▸ Tareas:
• a. En el texto de origen, ¿con quién se alistó como soldado quien decidió partir a las Indias?
• b. Reproduce sin cambios el fragmento del texto de origen que empieza en "Así fue, que" y llega hasta "su merecida honra.", ambos incluidos.

▸ Texto de origen:
☆ ☆ ☆ ☆
Así fue, que movido por el ansia de no mancillar a la doncella, ni su honor de viudo, decidió partir en una de las múltiples expediciones a las Indias, en busca de una muerte gloriosa, que diera pábulo a su merecida honra.

Alistose como un vulgar soldado con un tal Hernando Cortés, a la búsqueda del Dorado en tierras que decían ocupadas por los mexicas. Tierras ricas en animales extraños, frutas dignas de reyes y oro del más puro que se encontrase en el mundo.
☆ ☆ ☆ ☆
▸ Material de origen:

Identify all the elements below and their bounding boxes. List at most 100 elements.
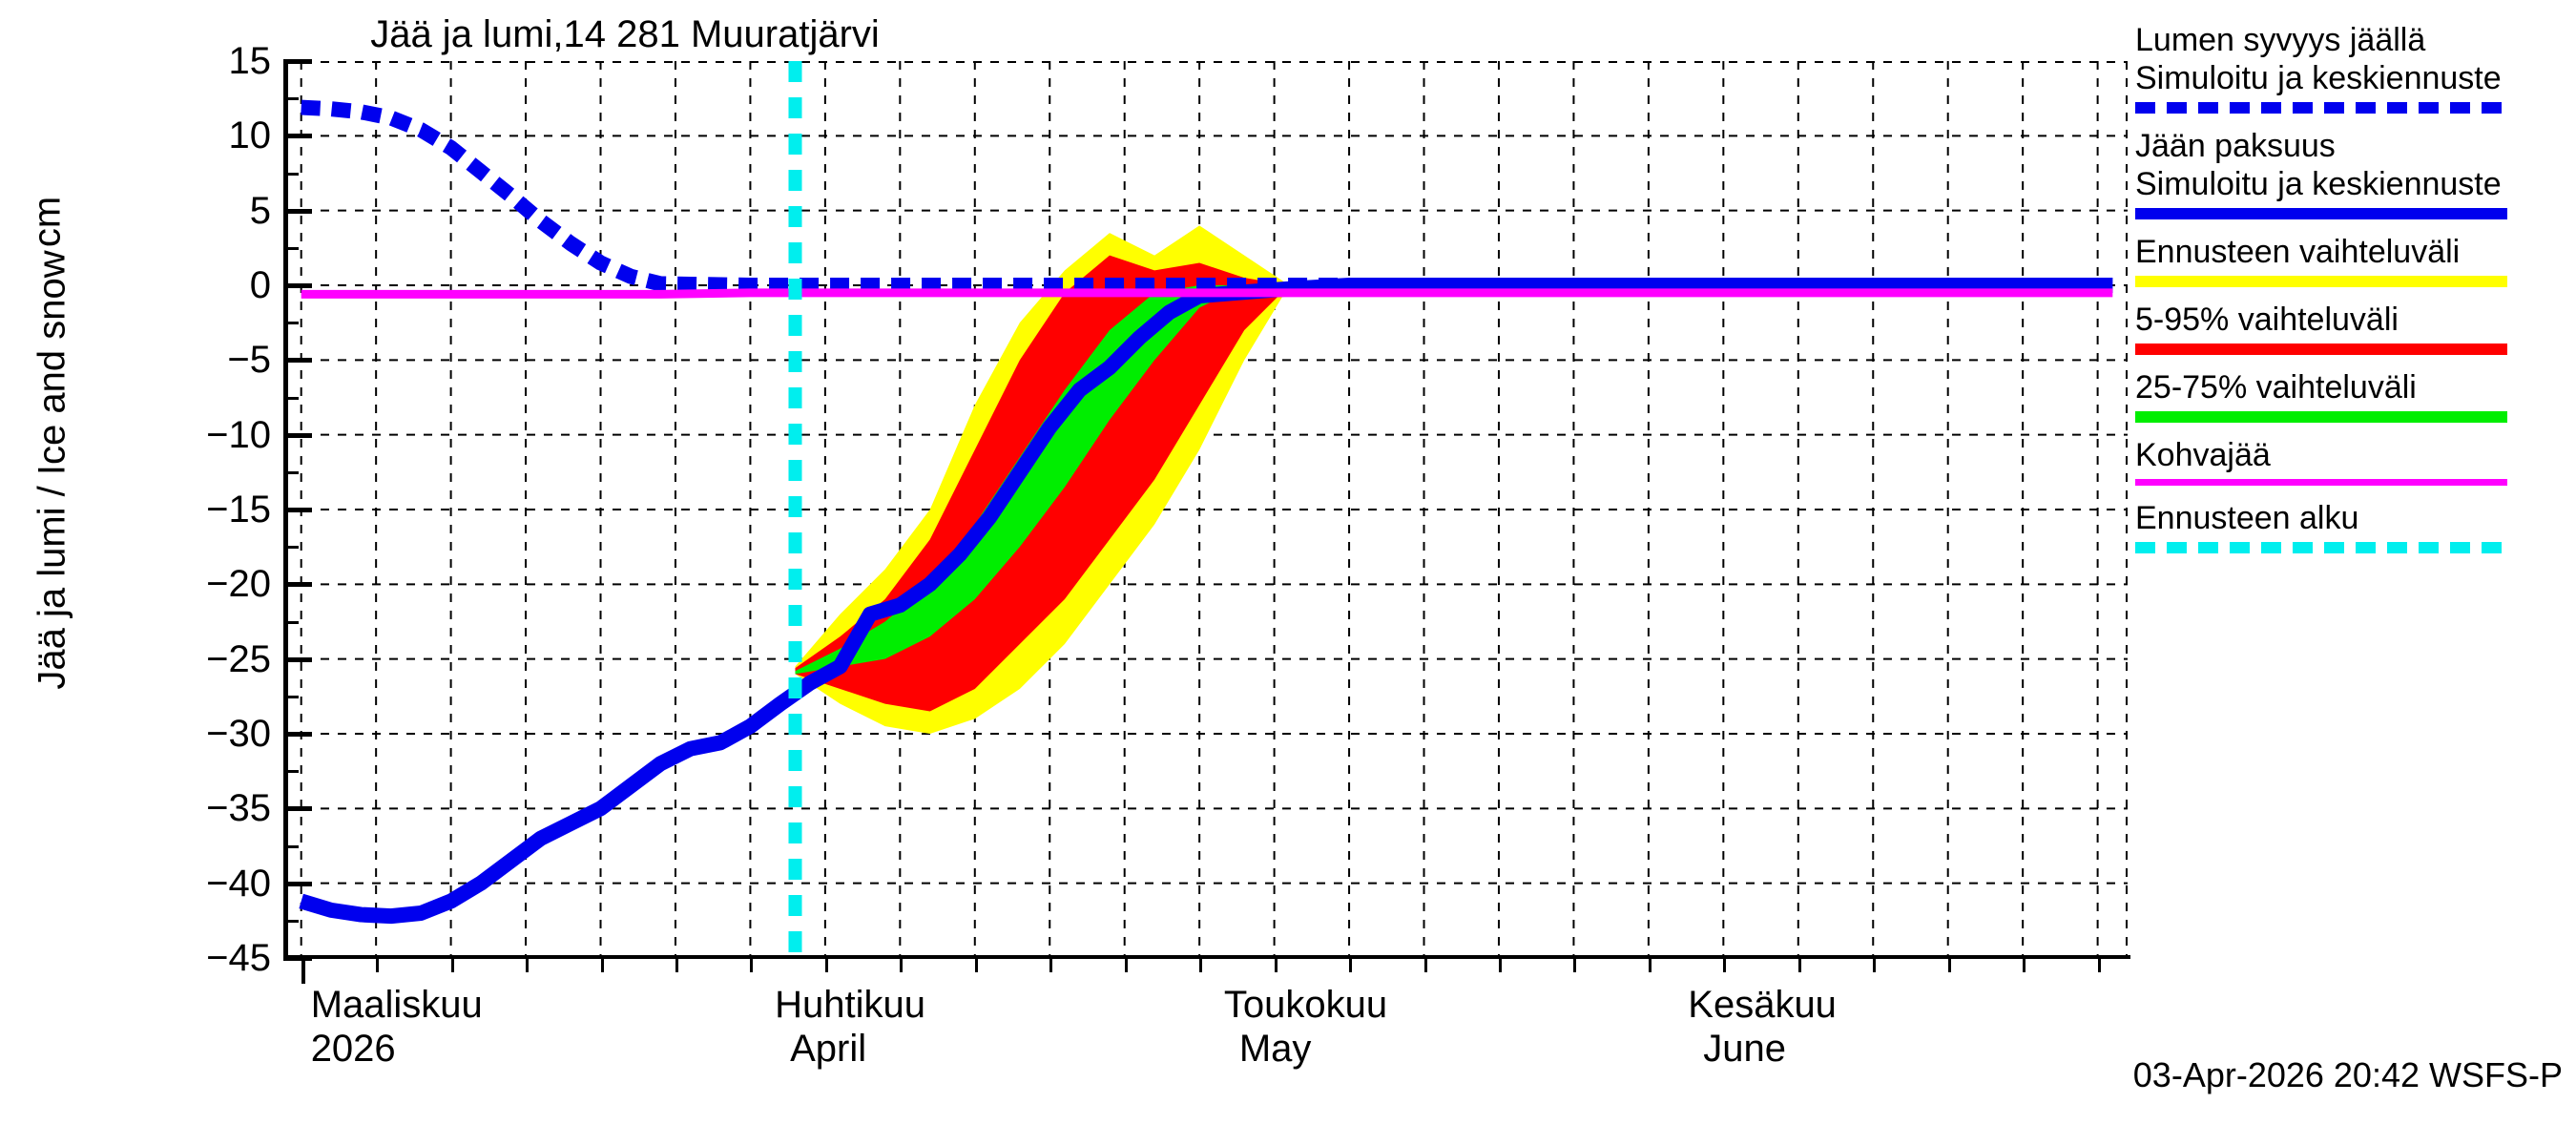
☆ ☆ ☆ ☆
▸ Lista de respuestas:
• a. Con un tal Hernando Cortés.

• b.
Así fue, que movido por el ansia de no mancillar a la doncella, ni su honor de viudo, decidió partir en una de las múltiples expediciones a las Indias, en busca de una muerte gloriosa, que diera pábulo a su merecida honra.